> Exercise goal: Repeat all of the material below exactly as written, images excluded.

> Records:

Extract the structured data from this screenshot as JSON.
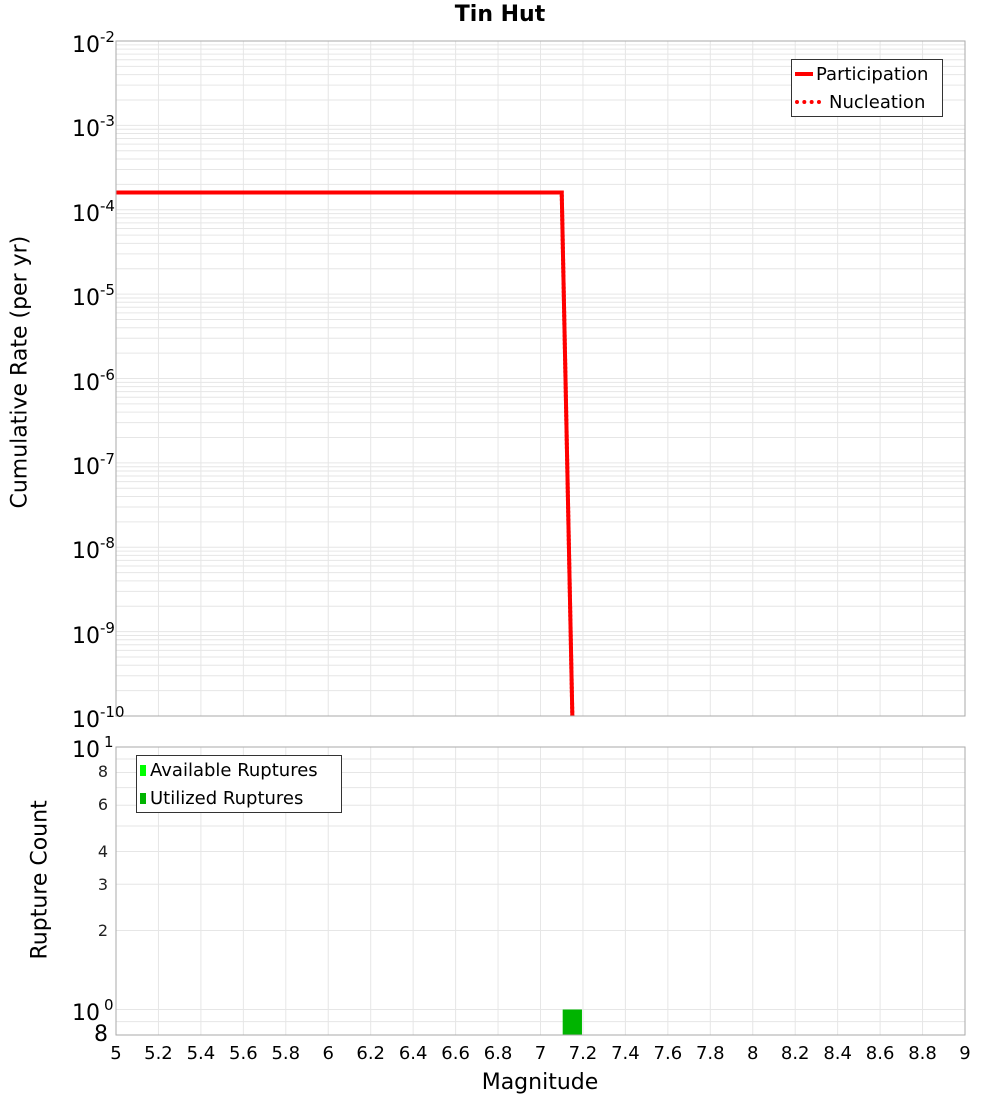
{
  "title": "Tin Hut",
  "chart_data": [
    {
      "type": "line",
      "title": "Tin Hut",
      "xlabel": "Magnitude",
      "ylabel": "Cumulative Rate (per yr)",
      "yscale": "log",
      "xlim": [
        5,
        9
      ],
      "ylim": [
        1e-10,
        0.01
      ],
      "grid": true,
      "legend_position": "upper right",
      "y_tick_labels": [
        "10^-2",
        "10^-3",
        "10^-4",
        "10^-5",
        "10^-6",
        "10^-7",
        "10^-8",
        "10^-9",
        "10^-10"
      ],
      "series": [
        {
          "name": "Participation",
          "style": "solid",
          "color": "#ff0000",
          "x": [
            5.0,
            7.1,
            7.15
          ],
          "y": [
            0.00016,
            0.00016,
            1e-10
          ]
        },
        {
          "name": "Nucleation",
          "style": "dotted",
          "color": "#ff0000",
          "x": [
            5.0,
            7.1,
            7.15
          ],
          "y": [
            0.00016,
            0.00016,
            1e-10
          ]
        }
      ]
    },
    {
      "type": "bar",
      "xlabel": "Magnitude",
      "ylabel": "Rupture Count",
      "yscale": "log",
      "xlim": [
        5,
        9
      ],
      "ylim": [
        0.8,
        10
      ],
      "grid": true,
      "legend_position": "upper left",
      "x_tick_labels": [
        "5",
        "5.2",
        "5.4",
        "5.6",
        "5.8",
        "6",
        "6.2",
        "6.4",
        "6.6",
        "6.8",
        "7",
        "7.2",
        "7.4",
        "7.6",
        "7.8",
        "8",
        "8.2",
        "8.4",
        "8.6",
        "8.8",
        "9"
      ],
      "y_tick_labels": [
        "10^1",
        "8",
        "6",
        "4",
        "3",
        "2",
        "10^0",
        "8"
      ],
      "series": [
        {
          "name": "Available Ruptures",
          "color": "#00ff00",
          "x": [
            7.15
          ],
          "width": 0.09,
          "values": [
            1
          ]
        },
        {
          "name": "Utilized Ruptures",
          "color": "#00b400",
          "x": [
            7.15
          ],
          "width": 0.09,
          "values": [
            1
          ]
        }
      ]
    }
  ],
  "top": {
    "ylabel": "Cumulative Rate (per yr)",
    "yticks": [
      {
        "base": "10",
        "exp": "-2"
      },
      {
        "base": "10",
        "exp": "-3"
      },
      {
        "base": "10",
        "exp": "-4"
      },
      {
        "base": "10",
        "exp": "-5"
      },
      {
        "base": "10",
        "exp": "-6"
      },
      {
        "base": "10",
        "exp": "-7"
      },
      {
        "base": "10",
        "exp": "-8"
      },
      {
        "base": "10",
        "exp": "-9"
      },
      {
        "base": "10",
        "exp": "-10"
      }
    ],
    "legend": [
      "Participation",
      "Nucleation"
    ]
  },
  "bottom": {
    "ylabel": "Rupture Count",
    "ytop": {
      "base": "10",
      "exp": "1"
    },
    "yone": {
      "base": "10",
      "exp": "0"
    },
    "yminor": [
      "8",
      "6",
      "4",
      "3",
      "2"
    ],
    "ybottom": "8",
    "legend": [
      "Available Ruptures",
      "Utilized Ruptures"
    ]
  },
  "xlabel": "Magnitude",
  "xticks": [
    "5",
    "5.2",
    "5.4",
    "5.6",
    "5.8",
    "6",
    "6.2",
    "6.4",
    "6.6",
    "6.8",
    "7",
    "7.2",
    "7.4",
    "7.6",
    "7.8",
    "8",
    "8.2",
    "8.4",
    "8.6",
    "8.8",
    "9"
  ]
}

> Exercise answer:
Extract the structured data from this screenshot as JSON.
{
  "title": "Tin Hut",
  "chart_data": [
    {
      "type": "line",
      "title": "Tin Hut",
      "xlabel": "Magnitude",
      "ylabel": "Cumulative Rate (per yr)",
      "yscale": "log",
      "xlim": [
        5,
        9
      ],
      "ylim": [
        1e-10,
        0.01
      ],
      "grid": true,
      "legend_position": "upper right",
      "y_tick_labels": [
        "10^-2",
        "10^-3",
        "10^-4",
        "10^-5",
        "10^-6",
        "10^-7",
        "10^-8",
        "10^-9",
        "10^-10"
      ],
      "series": [
        {
          "name": "Participation",
          "style": "solid",
          "color": "#ff0000",
          "x": [
            5.0,
            7.1,
            7.15
          ],
          "y": [
            0.00016,
            0.00016,
            1e-10
          ]
        },
        {
          "name": "Nucleation",
          "style": "dotted",
          "color": "#ff0000",
          "x": [
            5.0,
            7.1,
            7.15
          ],
          "y": [
            0.00016,
            0.00016,
            1e-10
          ]
        }
      ]
    },
    {
      "type": "bar",
      "xlabel": "Magnitude",
      "ylabel": "Rupture Count",
      "yscale": "log",
      "xlim": [
        5,
        9
      ],
      "ylim": [
        0.8,
        10
      ],
      "grid": true,
      "legend_position": "upper left",
      "x_tick_labels": [
        "5",
        "5.2",
        "5.4",
        "5.6",
        "5.8",
        "6",
        "6.2",
        "6.4",
        "6.6",
        "6.8",
        "7",
        "7.2",
        "7.4",
        "7.6",
        "7.8",
        "8",
        "8.2",
        "8.4",
        "8.6",
        "8.8",
        "9"
      ],
      "y_tick_labels": [
        "10^1",
        "8",
        "6",
        "4",
        "3",
        "2",
        "10^0",
        "8"
      ],
      "series": [
        {
          "name": "Available Ruptures",
          "color": "#00ff00",
          "x": [
            7.15
          ],
          "width": 0.09,
          "values": [
            1
          ]
        },
        {
          "name": "Utilized Ruptures",
          "color": "#00b400",
          "x": [
            7.15
          ],
          "width": 0.09,
          "values": [
            1
          ]
        }
      ]
    }
  ],
  "top": {
    "ylabel": "Cumulative Rate (per yr)",
    "yticks": [
      {
        "base": "10",
        "exp": "-2"
      },
      {
        "base": "10",
        "exp": "-3"
      },
      {
        "base": "10",
        "exp": "-4"
      },
      {
        "base": "10",
        "exp": "-5"
      },
      {
        "base": "10",
        "exp": "-6"
      },
      {
        "base": "10",
        "exp": "-7"
      },
      {
        "base": "10",
        "exp": "-8"
      },
      {
        "base": "10",
        "exp": "-9"
      },
      {
        "base": "10",
        "exp": "-10"
      }
    ],
    "legend": [
      "Participation",
      "Nucleation"
    ]
  },
  "bottom": {
    "ylabel": "Rupture Count",
    "ytop": {
      "base": "10",
      "exp": "1"
    },
    "yone": {
      "base": "10",
      "exp": "0"
    },
    "yminor": [
      "8",
      "6",
      "4",
      "3",
      "2"
    ],
    "ybottom": "8",
    "legend": [
      "Available Ruptures",
      "Utilized Ruptures"
    ]
  },
  "xlabel": "Magnitude",
  "xticks": [
    "5",
    "5.2",
    "5.4",
    "5.6",
    "5.8",
    "6",
    "6.2",
    "6.4",
    "6.6",
    "6.8",
    "7",
    "7.2",
    "7.4",
    "7.6",
    "7.8",
    "8",
    "8.2",
    "8.4",
    "8.6",
    "8.8",
    "9"
  ]
}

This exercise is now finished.